** start INPUT DATA **

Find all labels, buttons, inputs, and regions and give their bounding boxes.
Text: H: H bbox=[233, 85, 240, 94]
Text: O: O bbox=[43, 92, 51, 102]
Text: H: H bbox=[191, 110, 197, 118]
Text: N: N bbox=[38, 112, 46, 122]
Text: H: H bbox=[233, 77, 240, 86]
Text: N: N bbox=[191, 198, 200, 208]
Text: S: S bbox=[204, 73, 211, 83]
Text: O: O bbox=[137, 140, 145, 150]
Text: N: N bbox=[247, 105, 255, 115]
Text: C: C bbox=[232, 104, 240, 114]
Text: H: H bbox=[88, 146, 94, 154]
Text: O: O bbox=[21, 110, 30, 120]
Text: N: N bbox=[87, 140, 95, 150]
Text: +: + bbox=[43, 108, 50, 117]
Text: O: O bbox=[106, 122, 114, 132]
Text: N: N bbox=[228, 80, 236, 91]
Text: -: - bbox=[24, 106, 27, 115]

** end INPUT DATA **

* **REQUEST**: Copy every line of the listing above without changing anything.

* **TASK RESULT**:
Find all labels, buttons, inputs, and regions and give their bounding boxes.
Text: H: H bbox=[233, 85, 240, 94]
Text: O: O bbox=[43, 92, 51, 102]
Text: H: H bbox=[191, 110, 197, 118]
Text: N: N bbox=[38, 112, 46, 122]
Text: H: H bbox=[233, 77, 240, 86]
Text: N: N bbox=[191, 198, 200, 208]
Text: S: S bbox=[204, 73, 211, 83]
Text: O: O bbox=[137, 140, 145, 150]
Text: N: N bbox=[247, 105, 255, 115]
Text: C: C bbox=[232, 104, 240, 114]
Text: H: H bbox=[88, 146, 94, 154]
Text: O: O bbox=[21, 110, 30, 120]
Text: N: N bbox=[87, 140, 95, 150]
Text: +: + bbox=[43, 108, 50, 117]
Text: O: O bbox=[106, 122, 114, 132]
Text: N: N bbox=[228, 80, 236, 91]
Text: -: - bbox=[24, 106, 27, 115]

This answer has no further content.